Task statement:
Please reproduce each of the entries below word for word, leaving out the pictures.
** BEGIN **
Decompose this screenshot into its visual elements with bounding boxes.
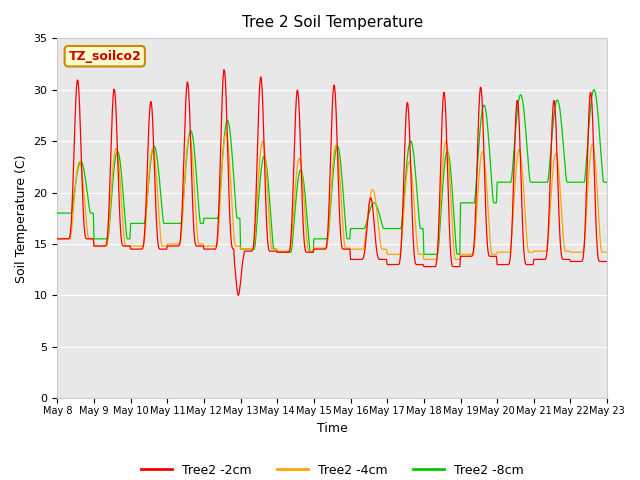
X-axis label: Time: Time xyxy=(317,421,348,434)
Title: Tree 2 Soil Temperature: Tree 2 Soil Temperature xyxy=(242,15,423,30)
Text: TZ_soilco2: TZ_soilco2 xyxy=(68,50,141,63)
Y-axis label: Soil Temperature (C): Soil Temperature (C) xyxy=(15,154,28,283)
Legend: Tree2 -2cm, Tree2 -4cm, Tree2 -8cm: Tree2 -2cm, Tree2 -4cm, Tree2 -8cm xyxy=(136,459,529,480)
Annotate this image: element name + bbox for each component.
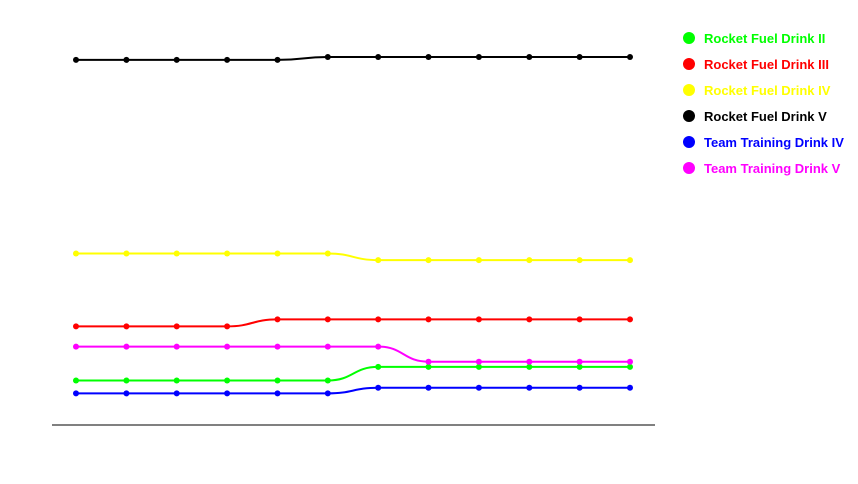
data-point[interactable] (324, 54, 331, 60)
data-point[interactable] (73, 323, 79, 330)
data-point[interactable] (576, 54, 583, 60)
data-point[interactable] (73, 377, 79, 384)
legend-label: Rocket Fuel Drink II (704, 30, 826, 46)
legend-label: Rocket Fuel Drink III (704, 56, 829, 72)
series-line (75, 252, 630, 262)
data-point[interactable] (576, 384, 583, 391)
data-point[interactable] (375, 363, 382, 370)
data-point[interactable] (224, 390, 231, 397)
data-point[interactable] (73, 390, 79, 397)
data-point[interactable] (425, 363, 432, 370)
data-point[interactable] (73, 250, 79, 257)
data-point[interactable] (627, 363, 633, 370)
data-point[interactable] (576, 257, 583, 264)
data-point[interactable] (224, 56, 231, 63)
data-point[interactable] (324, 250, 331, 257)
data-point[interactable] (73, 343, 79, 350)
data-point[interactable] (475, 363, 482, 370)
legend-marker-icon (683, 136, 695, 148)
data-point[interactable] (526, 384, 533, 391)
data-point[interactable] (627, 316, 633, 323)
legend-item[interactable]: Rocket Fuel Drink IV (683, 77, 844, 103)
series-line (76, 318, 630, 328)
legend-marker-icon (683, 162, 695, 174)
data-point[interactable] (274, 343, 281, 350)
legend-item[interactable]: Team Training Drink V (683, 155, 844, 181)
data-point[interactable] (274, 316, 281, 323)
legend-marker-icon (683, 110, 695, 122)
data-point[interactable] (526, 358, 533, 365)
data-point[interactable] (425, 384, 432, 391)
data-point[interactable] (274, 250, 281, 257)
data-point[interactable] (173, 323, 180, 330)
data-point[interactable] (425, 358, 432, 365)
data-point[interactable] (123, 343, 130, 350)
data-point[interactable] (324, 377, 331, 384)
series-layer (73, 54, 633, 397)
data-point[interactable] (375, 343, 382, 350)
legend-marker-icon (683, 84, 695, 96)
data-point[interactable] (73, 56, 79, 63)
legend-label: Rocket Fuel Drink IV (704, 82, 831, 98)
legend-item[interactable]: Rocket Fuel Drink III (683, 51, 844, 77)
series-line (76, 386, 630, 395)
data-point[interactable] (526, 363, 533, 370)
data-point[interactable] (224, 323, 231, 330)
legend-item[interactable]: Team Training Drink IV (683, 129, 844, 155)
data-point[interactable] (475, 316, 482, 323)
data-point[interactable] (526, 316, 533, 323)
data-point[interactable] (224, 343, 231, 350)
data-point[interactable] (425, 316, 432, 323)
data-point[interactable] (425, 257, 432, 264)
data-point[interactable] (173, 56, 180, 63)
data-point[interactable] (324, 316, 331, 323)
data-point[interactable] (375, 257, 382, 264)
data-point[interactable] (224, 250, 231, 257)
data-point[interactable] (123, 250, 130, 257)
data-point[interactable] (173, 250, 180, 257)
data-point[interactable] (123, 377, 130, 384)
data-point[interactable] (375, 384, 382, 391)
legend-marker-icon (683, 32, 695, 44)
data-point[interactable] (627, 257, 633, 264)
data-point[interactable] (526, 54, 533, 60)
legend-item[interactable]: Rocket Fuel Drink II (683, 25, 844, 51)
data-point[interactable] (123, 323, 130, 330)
** END **
Result of the task:
Decompose this screenshot into its visual elements with bounding boxes.
X-axis label: Time: Time xyxy=(317,421,348,434)
Title: Tree 2 Soil Temperature: Tree 2 Soil Temperature xyxy=(242,15,423,30)
Text: TZ_soilco2: TZ_soilco2 xyxy=(68,50,141,63)
Y-axis label: Soil Temperature (C): Soil Temperature (C) xyxy=(15,154,28,283)
Legend: Tree2 -2cm, Tree2 -4cm, Tree2 -8cm: Tree2 -2cm, Tree2 -4cm, Tree2 -8cm xyxy=(136,459,529,480)
Annotate this image: element name + bbox for each component.
data-point[interactable] (324, 54, 331, 60)
data-point[interactable] (73, 323, 79, 330)
data-point[interactable] (576, 54, 583, 60)
data-point[interactable] (73, 377, 79, 384)
legend-label: Rocket Fuel Drink II (704, 30, 826, 46)
legend-label: Rocket Fuel Drink III (704, 56, 829, 72)
series-line (75, 252, 630, 262)
data-point[interactable] (576, 384, 583, 391)
data-point[interactable] (375, 363, 382, 370)
data-point[interactable] (224, 390, 231, 397)
data-point[interactable] (73, 390, 79, 397)
data-point[interactable] (425, 363, 432, 370)
data-point[interactable] (73, 250, 79, 257)
data-point[interactable] (627, 363, 633, 370)
data-point[interactable] (576, 257, 583, 264)
data-point[interactable] (224, 56, 231, 63)
data-point[interactable] (324, 250, 331, 257)
data-point[interactable] (73, 343, 79, 350)
data-point[interactable] (475, 363, 482, 370)
legend-marker-icon (683, 136, 695, 148)
data-point[interactable] (526, 384, 533, 391)
data-point[interactable] (627, 316, 633, 323)
legend-item[interactable]: Rocket Fuel Drink IV (683, 77, 844, 103)
series-line (76, 318, 630, 328)
legend-marker-icon (683, 162, 695, 174)
data-point[interactable] (274, 343, 281, 350)
legend-item[interactable]: Team Training Drink V (683, 155, 844, 181)
data-point[interactable] (274, 316, 281, 323)
legend-marker-icon (683, 110, 695, 122)
data-point[interactable] (526, 358, 533, 365)
data-point[interactable] (425, 384, 432, 391)
data-point[interactable] (274, 250, 281, 257)
data-point[interactable] (173, 323, 180, 330)
data-point[interactable] (425, 358, 432, 365)
data-point[interactable] (123, 343, 130, 350)
data-point[interactable] (324, 377, 331, 384)
series-layer (73, 54, 633, 397)
data-point[interactable] (375, 343, 382, 350)
legend-marker-icon (683, 84, 695, 96)
data-point[interactable] (73, 56, 79, 63)
legend-label: Rocket Fuel Drink IV (704, 82, 831, 98)
legend-item[interactable]: Rocket Fuel Drink III (683, 51, 844, 77)
series-line (76, 386, 630, 395)
data-point[interactable] (526, 363, 533, 370)
data-point[interactable] (224, 323, 231, 330)
legend-item[interactable]: Team Training Drink IV (683, 129, 844, 155)
data-point[interactable] (475, 316, 482, 323)
data-point[interactable] (526, 316, 533, 323)
data-point[interactable] (224, 343, 231, 350)
data-point[interactable] (425, 316, 432, 323)
data-point[interactable] (425, 257, 432, 264)
data-point[interactable] (173, 56, 180, 63)
data-point[interactable] (324, 316, 331, 323)
data-point[interactable] (375, 257, 382, 264)
data-point[interactable] (224, 250, 231, 257)
data-point[interactable] (123, 250, 130, 257)
data-point[interactable] (173, 250, 180, 257)
data-point[interactable] (123, 377, 130, 384)
data-point[interactable] (375, 384, 382, 391)
legend-marker-icon (683, 32, 695, 44)
data-point[interactable] (627, 257, 633, 264)
data-point[interactable] (526, 54, 533, 60)
legend-item[interactable]: Rocket Fuel Drink II (683, 25, 844, 51)
data-point[interactable] (123, 323, 130, 330)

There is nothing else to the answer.